WHAT THE TASK REQUIRES
Tally the lines that contain "name" and report the total alone.

DATASET ROWS
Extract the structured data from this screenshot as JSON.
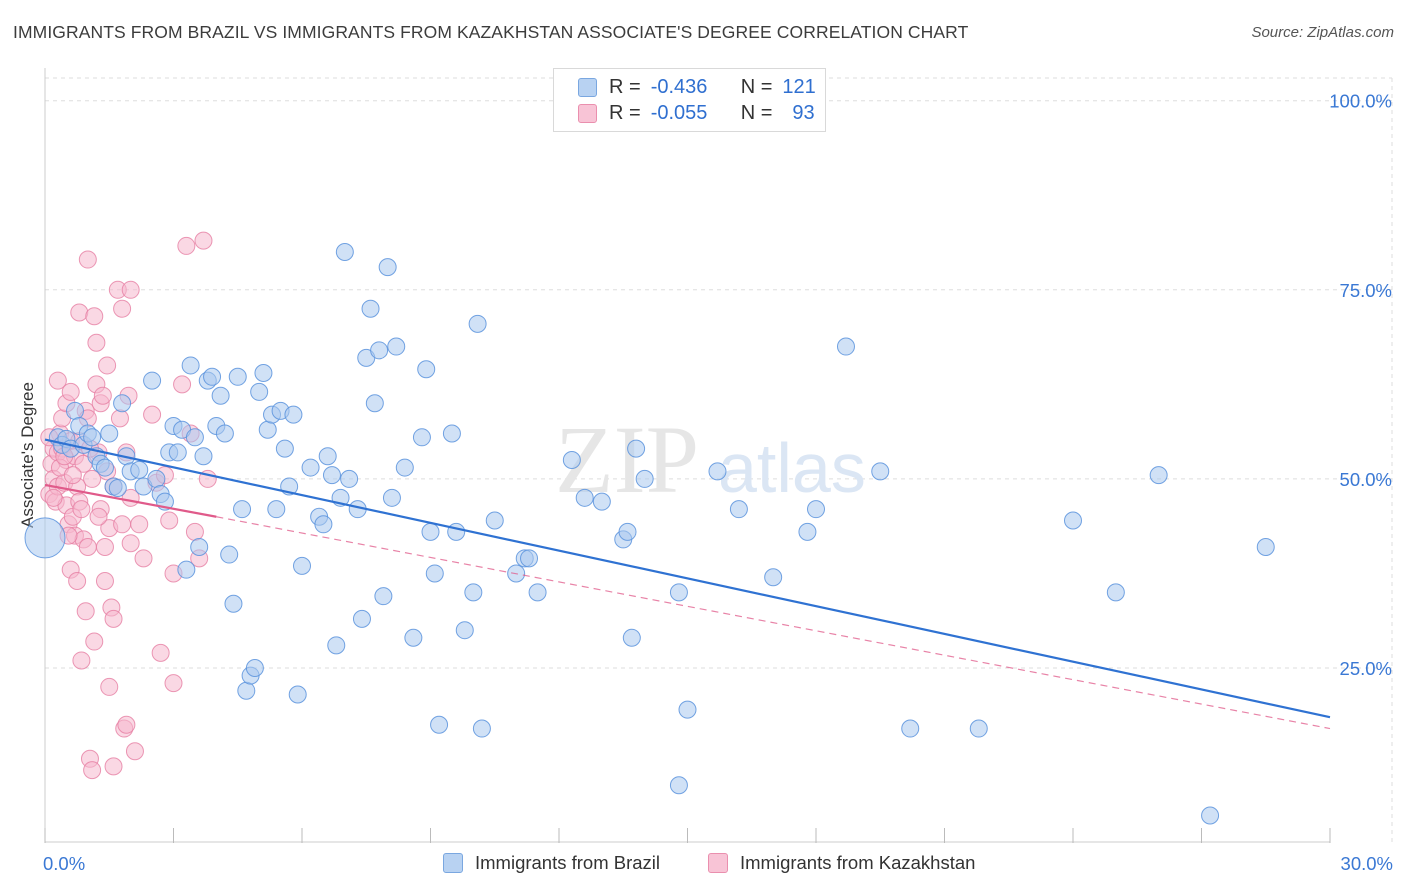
{
  "title": "IMMIGRANTS FROM BRAZIL VS IMMIGRANTS FROM KAZAKHSTAN ASSOCIATE'S DEGREE CORRELATION CHART",
  "source": "Source: ZipAtlas.com",
  "watermark": {
    "zip": "ZIP",
    "atlas": "atlas"
  },
  "colors": {
    "brazil_fill": "#a9c8ef",
    "brazil_stroke": "#5b93dd",
    "brazil_line": "#2f72d2",
    "kaz_fill": "#f5b8cd",
    "kaz_stroke": "#e67ea3",
    "kaz_line": "#e05a8a",
    "axis_text": "#3a78d4",
    "grid": "#dddddd"
  },
  "legend": {
    "r_label": "R =",
    "n_label": "N =",
    "brazil": {
      "r": "-0.436",
      "n": "121"
    },
    "kazakhstan": {
      "r": "-0.055",
      "n": "93"
    }
  },
  "series_labels": {
    "brazil": "Immigrants from Brazil",
    "kazakhstan": "Immigrants from Kazakhstan"
  },
  "chart_data": {
    "type": "scatter",
    "title": "IMMIGRANTS FROM BRAZIL VS IMMIGRANTS FROM KAZAKHSTAN ASSOCIATE'S DEGREE CORRELATION CHART",
    "xlabel": "",
    "ylabel": "Associate's Degree",
    "xlim": [
      0,
      30
    ],
    "ylim": [
      2,
      103
    ],
    "x_tick_labels": [
      "0.0%",
      "30.0%"
    ],
    "y_ticks": [
      25,
      50,
      75,
      100
    ],
    "y_tick_labels": [
      "25.0%",
      "50.0%",
      "75.0%",
      "100.0%"
    ],
    "grid": true,
    "series": [
      {
        "name": "Immigrants from Brazil",
        "trend": {
          "x": [
            0,
            30
          ],
          "y": [
            55.2,
            18.5
          ]
        },
        "points": [
          [
            0.0,
            42.2
          ],
          [
            0.3,
            55.5
          ],
          [
            0.4,
            54.5
          ],
          [
            0.5,
            55.3
          ],
          [
            0.6,
            54.0
          ],
          [
            0.7,
            59.0
          ],
          [
            0.8,
            57.0
          ],
          [
            0.9,
            54.5
          ],
          [
            1.0,
            56.0
          ],
          [
            1.1,
            55.5
          ],
          [
            1.2,
            53.0
          ],
          [
            1.3,
            52.0
          ],
          [
            1.4,
            51.5
          ],
          [
            1.5,
            56.0
          ],
          [
            1.6,
            49.0
          ],
          [
            1.7,
            48.8
          ],
          [
            1.8,
            60.0
          ],
          [
            1.9,
            53.0
          ],
          [
            2.0,
            51.0
          ],
          [
            2.2,
            51.2
          ],
          [
            2.3,
            49.0
          ],
          [
            2.5,
            63.0
          ],
          [
            2.6,
            50.0
          ],
          [
            2.7,
            48.0
          ],
          [
            2.8,
            47.0
          ],
          [
            2.9,
            53.5
          ],
          [
            3.0,
            57.0
          ],
          [
            3.1,
            53.5
          ],
          [
            3.2,
            56.5
          ],
          [
            3.3,
            38.0
          ],
          [
            3.4,
            65.0
          ],
          [
            3.5,
            55.5
          ],
          [
            3.6,
            41.0
          ],
          [
            3.7,
            53.0
          ],
          [
            3.8,
            63.0
          ],
          [
            3.9,
            63.5
          ],
          [
            4.0,
            57.0
          ],
          [
            4.1,
            61.0
          ],
          [
            4.2,
            56.0
          ],
          [
            4.3,
            40.0
          ],
          [
            4.4,
            33.5
          ],
          [
            4.5,
            63.5
          ],
          [
            4.6,
            46.0
          ],
          [
            4.7,
            22.0
          ],
          [
            4.8,
            24.0
          ],
          [
            4.9,
            25.0
          ],
          [
            5.0,
            61.5
          ],
          [
            5.1,
            64.0
          ],
          [
            5.2,
            56.5
          ],
          [
            5.3,
            58.5
          ],
          [
            5.4,
            46.0
          ],
          [
            5.5,
            59.0
          ],
          [
            5.6,
            54.0
          ],
          [
            5.7,
            49.0
          ],
          [
            5.8,
            58.5
          ],
          [
            5.9,
            21.5
          ],
          [
            6.0,
            38.5
          ],
          [
            6.2,
            51.5
          ],
          [
            6.4,
            45.0
          ],
          [
            6.5,
            44.0
          ],
          [
            6.6,
            53.0
          ],
          [
            6.7,
            50.5
          ],
          [
            6.8,
            28.0
          ],
          [
            6.9,
            47.5
          ],
          [
            7.0,
            80.0
          ],
          [
            7.1,
            50.0
          ],
          [
            7.3,
            46.0
          ],
          [
            7.4,
            31.5
          ],
          [
            7.5,
            66.0
          ],
          [
            7.6,
            72.5
          ],
          [
            7.7,
            60.0
          ],
          [
            7.8,
            67.0
          ],
          [
            7.9,
            34.5
          ],
          [
            8.0,
            78.0
          ],
          [
            8.1,
            47.5
          ],
          [
            8.2,
            67.5
          ],
          [
            8.4,
            51.5
          ],
          [
            8.6,
            29.0
          ],
          [
            8.8,
            55.5
          ],
          [
            8.9,
            64.5
          ],
          [
            9.0,
            43.0
          ],
          [
            9.1,
            37.5
          ],
          [
            9.2,
            17.5
          ],
          [
            9.5,
            56.0
          ],
          [
            9.6,
            43.0
          ],
          [
            9.8,
            30.0
          ],
          [
            10.0,
            35.0
          ],
          [
            10.1,
            70.5
          ],
          [
            10.2,
            17.0
          ],
          [
            10.5,
            44.5
          ],
          [
            11.0,
            37.5
          ],
          [
            11.2,
            39.5
          ],
          [
            11.5,
            35.0
          ],
          [
            11.3,
            39.5
          ],
          [
            12.3,
            52.5
          ],
          [
            12.6,
            47.5
          ],
          [
            13.0,
            47.0
          ],
          [
            13.5,
            42.0
          ],
          [
            13.6,
            43.0
          ],
          [
            13.8,
            54.0
          ],
          [
            13.7,
            29.0
          ],
          [
            14.0,
            50.0
          ],
          [
            14.8,
            35.0
          ],
          [
            14.8,
            9.5
          ],
          [
            15.0,
            19.5
          ],
          [
            15.7,
            51.0
          ],
          [
            16.2,
            46.0
          ],
          [
            17.0,
            37.0
          ],
          [
            17.8,
            43.0
          ],
          [
            18.0,
            46.0
          ],
          [
            18.7,
            67.5
          ],
          [
            19.5,
            51.0
          ],
          [
            20.2,
            17.0
          ],
          [
            21.8,
            17.0
          ],
          [
            24.0,
            44.5
          ],
          [
            25.0,
            35.0
          ],
          [
            26.0,
            50.5
          ],
          [
            27.2,
            5.5
          ],
          [
            28.5,
            41.0
          ]
        ]
      },
      {
        "name": "Immigrants from Kazakhstan",
        "trend": {
          "x": [
            0,
            4.0
          ],
          "y": [
            49.2,
            45.0
          ]
        },
        "trend_extended": {
          "x": [
            4.0,
            30
          ],
          "y": [
            45.0,
            17.0
          ]
        },
        "points": [
          [
            0.1,
            48.0
          ],
          [
            0.15,
            52.0
          ],
          [
            0.2,
            50.0
          ],
          [
            0.2,
            54.0
          ],
          [
            0.25,
            47.0
          ],
          [
            0.3,
            49.0
          ],
          [
            0.3,
            53.5
          ],
          [
            0.3,
            63.0
          ],
          [
            0.35,
            56.0
          ],
          [
            0.4,
            54.0
          ],
          [
            0.4,
            58.0
          ],
          [
            0.45,
            49.5
          ],
          [
            0.5,
            46.5
          ],
          [
            0.5,
            52.5
          ],
          [
            0.5,
            60.0
          ],
          [
            0.55,
            44.0
          ],
          [
            0.6,
            38.0
          ],
          [
            0.6,
            55.0
          ],
          [
            0.6,
            61.5
          ],
          [
            0.65,
            45.0
          ],
          [
            0.7,
            42.5
          ],
          [
            0.7,
            53.0
          ],
          [
            0.75,
            49.0
          ],
          [
            0.75,
            36.5
          ],
          [
            0.8,
            47.0
          ],
          [
            0.8,
            55.0
          ],
          [
            0.8,
            72.0
          ],
          [
            0.85,
            26.0
          ],
          [
            0.9,
            42.0
          ],
          [
            0.9,
            52.0
          ],
          [
            0.95,
            32.5
          ],
          [
            0.95,
            59.0
          ],
          [
            1.0,
            79.0
          ],
          [
            1.0,
            41.0
          ],
          [
            1.0,
            58.0
          ],
          [
            1.05,
            13.0
          ],
          [
            1.1,
            50.0
          ],
          [
            1.1,
            11.5
          ],
          [
            1.15,
            71.5
          ],
          [
            1.15,
            28.5
          ],
          [
            1.2,
            68.0
          ],
          [
            1.2,
            62.5
          ],
          [
            1.25,
            53.5
          ],
          [
            1.3,
            60.0
          ],
          [
            1.3,
            46.0
          ],
          [
            1.35,
            61.0
          ],
          [
            1.4,
            36.5
          ],
          [
            1.4,
            41.0
          ],
          [
            1.45,
            65.0
          ],
          [
            1.5,
            43.5
          ],
          [
            1.5,
            22.5
          ],
          [
            1.55,
            33.0
          ],
          [
            1.6,
            31.5
          ],
          [
            1.6,
            12.0
          ],
          [
            1.6,
            49.0
          ],
          [
            1.7,
            75.0
          ],
          [
            1.75,
            58.0
          ],
          [
            1.8,
            44.0
          ],
          [
            1.8,
            72.5
          ],
          [
            1.85,
            17.0
          ],
          [
            1.9,
            53.5
          ],
          [
            1.9,
            17.5
          ],
          [
            1.95,
            61.0
          ],
          [
            2.0,
            47.5
          ],
          [
            2.0,
            41.5
          ],
          [
            2.0,
            75.0
          ],
          [
            2.1,
            14.0
          ],
          [
            2.2,
            44.0
          ],
          [
            2.3,
            39.5
          ],
          [
            2.5,
            58.5
          ],
          [
            2.6,
            49.5
          ],
          [
            2.7,
            27.0
          ],
          [
            2.8,
            50.5
          ],
          [
            2.9,
            44.5
          ],
          [
            3.0,
            23.0
          ],
          [
            3.0,
            37.5
          ],
          [
            3.2,
            62.5
          ],
          [
            3.3,
            80.8
          ],
          [
            3.4,
            56.0
          ],
          [
            3.5,
            43.0
          ],
          [
            3.6,
            39.5
          ],
          [
            3.7,
            81.5
          ],
          [
            3.8,
            50.0
          ],
          [
            0.1,
            55.5
          ],
          [
            0.2,
            47.5
          ],
          [
            0.35,
            51.5
          ],
          [
            0.45,
            53.0
          ],
          [
            0.55,
            42.5
          ],
          [
            0.65,
            50.5
          ],
          [
            0.85,
            46.0
          ],
          [
            1.05,
            54.0
          ],
          [
            1.25,
            45.0
          ],
          [
            1.45,
            51.0
          ]
        ]
      }
    ]
  }
}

REPLY TO THE TASK
2